__Exercise material__

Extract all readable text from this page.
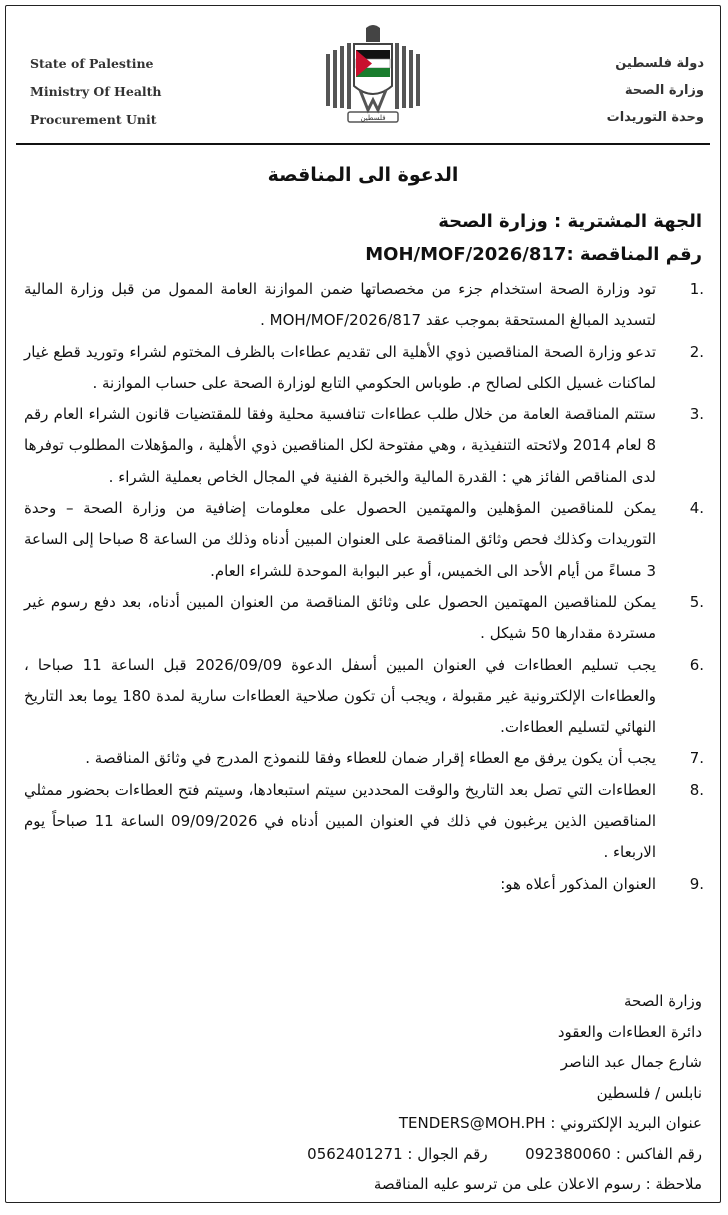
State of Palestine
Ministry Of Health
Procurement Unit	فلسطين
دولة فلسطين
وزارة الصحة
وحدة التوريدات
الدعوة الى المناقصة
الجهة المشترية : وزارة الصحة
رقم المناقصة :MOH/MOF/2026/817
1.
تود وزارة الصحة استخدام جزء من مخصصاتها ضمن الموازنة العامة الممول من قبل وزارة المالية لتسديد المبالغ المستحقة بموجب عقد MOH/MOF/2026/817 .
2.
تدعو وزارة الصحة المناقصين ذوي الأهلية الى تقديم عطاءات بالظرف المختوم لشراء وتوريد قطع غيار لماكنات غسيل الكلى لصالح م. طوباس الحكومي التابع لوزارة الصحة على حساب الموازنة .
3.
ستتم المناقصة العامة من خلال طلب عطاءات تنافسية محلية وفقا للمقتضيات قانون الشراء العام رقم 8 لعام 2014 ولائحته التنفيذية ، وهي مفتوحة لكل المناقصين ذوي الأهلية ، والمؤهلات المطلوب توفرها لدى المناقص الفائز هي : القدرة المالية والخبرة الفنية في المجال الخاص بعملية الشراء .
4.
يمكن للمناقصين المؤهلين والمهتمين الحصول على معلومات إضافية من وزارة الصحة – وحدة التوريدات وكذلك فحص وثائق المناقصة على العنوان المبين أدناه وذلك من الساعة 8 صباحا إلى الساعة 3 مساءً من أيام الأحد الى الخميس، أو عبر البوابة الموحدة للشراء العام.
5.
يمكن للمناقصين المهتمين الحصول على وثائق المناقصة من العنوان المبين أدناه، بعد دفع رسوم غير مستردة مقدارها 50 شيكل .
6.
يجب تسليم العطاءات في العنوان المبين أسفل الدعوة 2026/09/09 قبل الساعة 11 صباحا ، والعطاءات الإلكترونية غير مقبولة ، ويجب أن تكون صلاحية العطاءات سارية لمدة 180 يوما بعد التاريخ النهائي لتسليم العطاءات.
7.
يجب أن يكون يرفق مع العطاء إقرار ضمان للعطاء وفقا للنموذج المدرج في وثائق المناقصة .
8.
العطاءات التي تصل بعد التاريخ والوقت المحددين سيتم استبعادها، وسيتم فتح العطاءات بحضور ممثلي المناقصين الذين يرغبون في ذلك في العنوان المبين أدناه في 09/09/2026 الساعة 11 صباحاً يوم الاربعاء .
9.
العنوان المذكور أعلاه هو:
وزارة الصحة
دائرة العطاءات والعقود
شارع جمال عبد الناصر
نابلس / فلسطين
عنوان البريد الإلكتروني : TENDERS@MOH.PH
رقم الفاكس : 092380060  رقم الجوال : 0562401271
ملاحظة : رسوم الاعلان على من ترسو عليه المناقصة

__Exercise__
How many lines of the entries above hold the string "يمكن"? Reply with the number alone.

__Worked answer__
2